** start Task material **
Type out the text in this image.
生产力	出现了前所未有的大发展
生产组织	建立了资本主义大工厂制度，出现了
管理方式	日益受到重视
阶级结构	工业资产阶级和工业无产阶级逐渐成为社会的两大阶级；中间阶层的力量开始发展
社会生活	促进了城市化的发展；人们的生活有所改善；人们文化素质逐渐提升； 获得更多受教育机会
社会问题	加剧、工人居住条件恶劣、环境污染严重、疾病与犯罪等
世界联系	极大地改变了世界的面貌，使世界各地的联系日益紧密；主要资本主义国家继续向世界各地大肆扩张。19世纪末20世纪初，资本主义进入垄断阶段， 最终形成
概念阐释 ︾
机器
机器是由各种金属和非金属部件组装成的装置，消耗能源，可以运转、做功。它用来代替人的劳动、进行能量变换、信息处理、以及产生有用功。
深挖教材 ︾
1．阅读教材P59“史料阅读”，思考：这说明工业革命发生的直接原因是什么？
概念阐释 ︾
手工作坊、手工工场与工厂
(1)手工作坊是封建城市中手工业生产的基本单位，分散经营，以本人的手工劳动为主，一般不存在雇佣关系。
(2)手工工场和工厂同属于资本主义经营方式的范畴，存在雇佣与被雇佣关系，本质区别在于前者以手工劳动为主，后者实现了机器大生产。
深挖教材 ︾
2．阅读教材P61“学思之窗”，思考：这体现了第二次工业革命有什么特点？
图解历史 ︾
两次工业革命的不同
** end Task material **
Objective:
Return the listing above in its exact form.

Worked solution:
Type out the text in this image.
生产力	出现了前所未有的大发展
生产组织	建立了资本主义大工厂制度，出现了
管理方式	日益受到重视
阶级结构	工业资产阶级和工业无产阶级逐渐成为社会的两大阶级；中间阶层的力量开始发展
社会生活	促进了城市化的发展；人们的生活有所改善；人们文化素质逐渐提升； 获得更多受教育机会
社会问题	加剧、工人居住条件恶劣、环境污染严重、疾病与犯罪等
世界联系	极大地改变了世界的面貌，使世界各地的联系日益紧密；主要资本主义国家继续向世界各地大肆扩张。19世纪末20世纪初，资本主义进入垄断阶段， 最终形成
概念阐释 ︾
机器
机器是由各种金属和非金属部件组装成的装置，消耗能源，可以运转、做功。它用来代替人的劳动、进行能量变换、信息处理、以及产生有用功。
深挖教材 ︾
1．阅读教材P59“史料阅读”，思考：这说明工业革命发生的直接原因是什么？
概念阐释 ︾
手工作坊、手工工场与工厂
(1)手工作坊是封建城市中手工业生产的基本单位，分散经营，以本人的手工劳动为主，一般不存在雇佣关系。
(2)手工工场和工厂同属于资本主义经营方式的范畴，存在雇佣与被雇佣关系，本质区别在于前者以手工劳动为主，后者实现了机器大生产。
深挖教材 ︾
2．阅读教材P61“学思之窗”，思考：这体现了第二次工业革命有什么特点？
图解历史 ︾
两次工业革命的不同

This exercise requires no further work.